> **Information shown**
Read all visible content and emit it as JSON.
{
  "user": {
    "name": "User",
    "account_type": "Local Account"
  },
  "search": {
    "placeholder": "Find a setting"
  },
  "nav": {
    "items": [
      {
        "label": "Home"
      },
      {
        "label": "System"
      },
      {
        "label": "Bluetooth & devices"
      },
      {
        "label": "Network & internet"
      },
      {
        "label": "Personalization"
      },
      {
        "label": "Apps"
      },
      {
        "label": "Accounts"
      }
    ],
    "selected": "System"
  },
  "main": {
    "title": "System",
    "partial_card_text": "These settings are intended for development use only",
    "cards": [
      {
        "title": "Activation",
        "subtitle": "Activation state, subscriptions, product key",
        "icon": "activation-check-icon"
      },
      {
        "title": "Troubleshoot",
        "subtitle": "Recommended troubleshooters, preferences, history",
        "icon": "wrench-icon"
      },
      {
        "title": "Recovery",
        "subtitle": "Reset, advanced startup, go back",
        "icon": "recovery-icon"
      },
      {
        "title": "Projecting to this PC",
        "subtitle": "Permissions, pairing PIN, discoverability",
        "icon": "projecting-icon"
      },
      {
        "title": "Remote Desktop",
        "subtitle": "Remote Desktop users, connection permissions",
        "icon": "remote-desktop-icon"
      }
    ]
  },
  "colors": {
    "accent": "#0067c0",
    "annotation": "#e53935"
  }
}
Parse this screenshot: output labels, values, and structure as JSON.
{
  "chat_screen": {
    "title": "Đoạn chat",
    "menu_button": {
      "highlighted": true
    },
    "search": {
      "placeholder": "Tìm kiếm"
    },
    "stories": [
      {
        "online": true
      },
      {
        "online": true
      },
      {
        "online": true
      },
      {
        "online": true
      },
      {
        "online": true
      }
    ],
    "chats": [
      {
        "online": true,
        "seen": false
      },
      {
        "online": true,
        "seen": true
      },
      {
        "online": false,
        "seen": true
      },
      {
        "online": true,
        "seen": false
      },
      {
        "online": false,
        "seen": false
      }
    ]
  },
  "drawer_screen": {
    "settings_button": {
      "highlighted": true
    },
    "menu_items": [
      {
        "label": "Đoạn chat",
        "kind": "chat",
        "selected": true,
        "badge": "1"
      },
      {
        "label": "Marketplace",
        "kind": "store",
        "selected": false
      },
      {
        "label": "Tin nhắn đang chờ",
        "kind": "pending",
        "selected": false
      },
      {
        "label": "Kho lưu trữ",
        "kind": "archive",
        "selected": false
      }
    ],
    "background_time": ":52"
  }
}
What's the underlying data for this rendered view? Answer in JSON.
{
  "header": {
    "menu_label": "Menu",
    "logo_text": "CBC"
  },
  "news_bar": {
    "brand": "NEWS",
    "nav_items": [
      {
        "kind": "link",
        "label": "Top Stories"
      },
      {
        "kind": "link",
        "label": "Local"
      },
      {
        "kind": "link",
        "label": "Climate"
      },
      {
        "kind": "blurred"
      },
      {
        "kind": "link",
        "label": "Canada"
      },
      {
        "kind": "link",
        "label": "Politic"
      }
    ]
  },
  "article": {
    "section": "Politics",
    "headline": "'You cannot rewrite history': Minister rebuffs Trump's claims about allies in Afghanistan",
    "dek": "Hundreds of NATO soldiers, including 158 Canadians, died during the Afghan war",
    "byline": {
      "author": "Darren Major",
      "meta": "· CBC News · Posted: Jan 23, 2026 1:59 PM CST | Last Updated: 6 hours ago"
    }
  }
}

> **Objective**
Your task is to quote the listing above word for word.

> **Task solution**
Read all visible content and emit it as JSON.
{
  "user": {
    "name": "User",
    "account_type": "Local Account"
  },
  "search": {
    "placeholder": "Find a setting"
  },
  "nav": {
    "items": [
      {
        "label": "Home"
      },
      {
        "label": "System"
      },
      {
        "label": "Bluetooth & devices"
      },
      {
        "label": "Network & internet"
      },
      {
        "label": "Personalization"
      },
      {
        "label": "Apps"
      },
      {
        "label": "Accounts"
      }
    ],
    "selected": "System"
  },
  "main": {
    "title": "System",
    "partial_card_text": "These settings are intended for development use only",
    "cards": [
      {
        "title": "Activation",
        "subtitle": "Activation state, subscriptions, product key",
        "icon": "activation-check-icon"
      },
      {
        "title": "Troubleshoot",
        "subtitle": "Recommended troubleshooters, preferences, history",
        "icon": "wrench-icon"
      },
      {
        "title": "Recovery",
        "subtitle": "Reset, advanced startup, go back",
        "icon": "recovery-icon"
      },
      {
        "title": "Projecting to this PC",
        "subtitle": "Permissions, pairing PIN, discoverability",
        "icon": "projecting-icon"
      },
      {
        "title": "Remote Desktop",
        "subtitle": "Remote Desktop users, connection permissions",
        "icon": "remote-desktop-icon"
      }
    ]
  },
  "colors": {
    "accent": "#0067c0",
    "annotation": "#e53935"
  }
}
Parse this screenshot: output labels, values, and structure as JSON.
{
  "chat_screen": {
    "title": "Đoạn chat",
    "menu_button": {
      "highlighted": true
    },
    "search": {
      "placeholder": "Tìm kiếm"
    },
    "stories": [
      {
        "online": true
      },
      {
        "online": true
      },
      {
        "online": true
      },
      {
        "online": true
      },
      {
        "online": true
      }
    ],
    "chats": [
      {
        "online": true,
        "seen": false
      },
      {
        "online": true,
        "seen": true
      },
      {
        "online": false,
        "seen": true
      },
      {
        "online": true,
        "seen": false
      },
      {
        "online": false,
        "seen": false
      }
    ]
  },
  "drawer_screen": {
    "settings_button": {
      "highlighted": true
    },
    "menu_items": [
      {
        "label": "Đoạn chat",
        "kind": "chat",
        "selected": true,
        "badge": "1"
      },
      {
        "label": "Marketplace",
        "kind": "store",
        "selected": false
      },
      {
        "label": "Tin nhắn đang chờ",
        "kind": "pending",
        "selected": false
      },
      {
        "label": "Kho lưu trữ",
        "kind": "archive",
        "selected": false
      }
    ],
    "background_time": ":52"
  }
}
What's the underlying data for this rendered view? Answer in JSON.
{
  "header": {
    "menu_label": "Menu",
    "logo_text": "CBC"
  },
  "news_bar": {
    "brand": "NEWS",
    "nav_items": [
      {
        "kind": "link",
        "label": "Top Stories"
      },
      {
        "kind": "link",
        "label": "Local"
      },
      {
        "kind": "link",
        "label": "Climate"
      },
      {
        "kind": "blurred"
      },
      {
        "kind": "link",
        "label": "Canada"
      },
      {
        "kind": "link",
        "label": "Politic"
      }
    ]
  },
  "article": {
    "section": "Politics",
    "headline": "'You cannot rewrite history': Minister rebuffs Trump's claims about allies in Afghanistan",
    "dek": "Hundreds of NATO soldiers, including 158 Canadians, died during the Afghan war",
    "byline": {
      "author": "Darren Major",
      "meta": "· CBC News · Posted: Jan 23, 2026 1:59 PM CST | Last Updated: 6 hours ago"
    }
  }
}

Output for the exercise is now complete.